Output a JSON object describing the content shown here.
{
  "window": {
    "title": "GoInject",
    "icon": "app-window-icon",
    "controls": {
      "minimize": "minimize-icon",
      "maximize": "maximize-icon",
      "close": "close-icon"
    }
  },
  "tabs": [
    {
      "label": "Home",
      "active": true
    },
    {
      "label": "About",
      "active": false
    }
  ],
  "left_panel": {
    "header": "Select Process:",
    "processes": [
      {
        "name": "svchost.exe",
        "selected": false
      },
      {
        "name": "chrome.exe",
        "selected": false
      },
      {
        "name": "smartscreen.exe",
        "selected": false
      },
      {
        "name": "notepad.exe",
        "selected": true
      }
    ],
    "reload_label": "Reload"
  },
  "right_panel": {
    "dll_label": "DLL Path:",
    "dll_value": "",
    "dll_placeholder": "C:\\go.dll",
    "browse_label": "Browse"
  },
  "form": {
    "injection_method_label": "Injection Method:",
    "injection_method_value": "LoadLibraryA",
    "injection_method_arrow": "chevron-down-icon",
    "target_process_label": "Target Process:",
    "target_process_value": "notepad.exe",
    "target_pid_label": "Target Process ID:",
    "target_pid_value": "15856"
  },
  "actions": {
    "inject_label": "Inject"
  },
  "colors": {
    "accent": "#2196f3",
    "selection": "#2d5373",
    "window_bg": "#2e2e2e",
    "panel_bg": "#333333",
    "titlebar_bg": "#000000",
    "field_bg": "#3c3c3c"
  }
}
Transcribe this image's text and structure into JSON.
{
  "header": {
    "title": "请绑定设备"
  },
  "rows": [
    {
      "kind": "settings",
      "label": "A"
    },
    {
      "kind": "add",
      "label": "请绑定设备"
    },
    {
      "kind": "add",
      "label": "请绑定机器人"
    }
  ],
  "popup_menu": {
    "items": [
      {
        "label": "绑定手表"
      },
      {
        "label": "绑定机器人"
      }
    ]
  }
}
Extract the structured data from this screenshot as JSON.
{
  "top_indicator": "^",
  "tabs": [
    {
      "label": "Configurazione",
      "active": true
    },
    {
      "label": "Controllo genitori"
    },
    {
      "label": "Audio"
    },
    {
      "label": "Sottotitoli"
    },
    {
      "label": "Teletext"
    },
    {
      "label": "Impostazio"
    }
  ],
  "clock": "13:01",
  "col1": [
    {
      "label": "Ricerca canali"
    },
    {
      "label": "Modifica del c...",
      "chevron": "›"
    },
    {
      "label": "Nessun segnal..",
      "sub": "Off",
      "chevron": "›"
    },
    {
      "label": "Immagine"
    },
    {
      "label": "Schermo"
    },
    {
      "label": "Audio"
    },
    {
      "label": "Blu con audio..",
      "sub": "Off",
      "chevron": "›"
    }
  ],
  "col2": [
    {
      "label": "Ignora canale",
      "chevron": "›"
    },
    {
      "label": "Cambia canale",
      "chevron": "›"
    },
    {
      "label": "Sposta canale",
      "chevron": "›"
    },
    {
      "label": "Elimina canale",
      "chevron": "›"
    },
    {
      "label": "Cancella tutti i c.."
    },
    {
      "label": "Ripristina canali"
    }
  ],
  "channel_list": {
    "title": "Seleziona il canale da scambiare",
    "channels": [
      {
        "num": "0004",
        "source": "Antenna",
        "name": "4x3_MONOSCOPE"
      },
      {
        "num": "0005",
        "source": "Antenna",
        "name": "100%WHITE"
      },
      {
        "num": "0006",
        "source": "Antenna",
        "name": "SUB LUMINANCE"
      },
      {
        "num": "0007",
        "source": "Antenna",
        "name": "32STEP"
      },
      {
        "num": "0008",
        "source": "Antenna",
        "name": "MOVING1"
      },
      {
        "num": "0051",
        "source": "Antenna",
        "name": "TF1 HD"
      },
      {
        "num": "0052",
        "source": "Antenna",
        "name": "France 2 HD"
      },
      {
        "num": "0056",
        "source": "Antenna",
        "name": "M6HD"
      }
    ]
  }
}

• • • • •

• GOAL
Extract every line above exactly as it stands.

• TASK RESPONSE
Output a JSON object describing the content shown here.
{
  "window": {
    "title": "GoInject",
    "icon": "app-window-icon",
    "controls": {
      "minimize": "minimize-icon",
      "maximize": "maximize-icon",
      "close": "close-icon"
    }
  },
  "tabs": [
    {
      "label": "Home",
      "active": true
    },
    {
      "label": "About",
      "active": false
    }
  ],
  "left_panel": {
    "header": "Select Process:",
    "processes": [
      {
        "name": "svchost.exe",
        "selected": false
      },
      {
        "name": "chrome.exe",
        "selected": false
      },
      {
        "name": "smartscreen.exe",
        "selected": false
      },
      {
        "name": "notepad.exe",
        "selected": true
      }
    ],
    "reload_label": "Reload"
  },
  "right_panel": {
    "dll_label": "DLL Path:",
    "dll_value": "",
    "dll_placeholder": "C:\\go.dll",
    "browse_label": "Browse"
  },
  "form": {
    "injection_method_label": "Injection Method:",
    "injection_method_value": "LoadLibraryA",
    "injection_method_arrow": "chevron-down-icon",
    "target_process_label": "Target Process:",
    "target_process_value": "notepad.exe",
    "target_pid_label": "Target Process ID:",
    "target_pid_value": "15856"
  },
  "actions": {
    "inject_label": "Inject"
  },
  "colors": {
    "accent": "#2196f3",
    "selection": "#2d5373",
    "window_bg": "#2e2e2e",
    "panel_bg": "#333333",
    "titlebar_bg": "#000000",
    "field_bg": "#3c3c3c"
  }
}
Transcribe this image's text and structure into JSON.
{
  "header": {
    "title": "请绑定设备"
  },
  "rows": [
    {
      "kind": "settings",
      "label": "A"
    },
    {
      "kind": "add",
      "label": "请绑定设备"
    },
    {
      "kind": "add",
      "label": "请绑定机器人"
    }
  ],
  "popup_menu": {
    "items": [
      {
        "label": "绑定手表"
      },
      {
        "label": "绑定机器人"
      }
    ]
  }
}
Extract the structured data from this screenshot as JSON.
{
  "top_indicator": "^",
  "tabs": [
    {
      "label": "Configurazione",
      "active": true
    },
    {
      "label": "Controllo genitori"
    },
    {
      "label": "Audio"
    },
    {
      "label": "Sottotitoli"
    },
    {
      "label": "Teletext"
    },
    {
      "label": "Impostazio"
    }
  ],
  "clock": "13:01",
  "col1": [
    {
      "label": "Ricerca canali"
    },
    {
      "label": "Modifica del c...",
      "chevron": "›"
    },
    {
      "label": "Nessun segnal..",
      "sub": "Off",
      "chevron": "›"
    },
    {
      "label": "Immagine"
    },
    {
      "label": "Schermo"
    },
    {
      "label": "Audio"
    },
    {
      "label": "Blu con audio..",
      "sub": "Off",
      "chevron": "›"
    }
  ],
  "col2": [
    {
      "label": "Ignora canale",
      "chevron": "›"
    },
    {
      "label": "Cambia canale",
      "chevron": "›"
    },
    {
      "label": "Sposta canale",
      "chevron": "›"
    },
    {
      "label": "Elimina canale",
      "chevron": "›"
    },
    {
      "label": "Cancella tutti i c.."
    },
    {
      "label": "Ripristina canali"
    }
  ],
  "channel_list": {
    "title": "Seleziona il canale da scambiare",
    "channels": [
      {
        "num": "0004",
        "source": "Antenna",
        "name": "4x3_MONOSCOPE"
      },
      {
        "num": "0005",
        "source": "Antenna",
        "name": "100%WHITE"
      },
      {
        "num": "0006",
        "source": "Antenna",
        "name": "SUB LUMINANCE"
      },
      {
        "num": "0007",
        "source": "Antenna",
        "name": "32STEP"
      },
      {
        "num": "0008",
        "source": "Antenna",
        "name": "MOVING1"
      },
      {
        "num": "0051",
        "source": "Antenna",
        "name": "TF1 HD"
      },
      {
        "num": "0052",
        "source": "Antenna",
        "name": "France 2 HD"
      },
      {
        "num": "0056",
        "source": "Antenna",
        "name": "M6HD"
      }
    ]
  }
}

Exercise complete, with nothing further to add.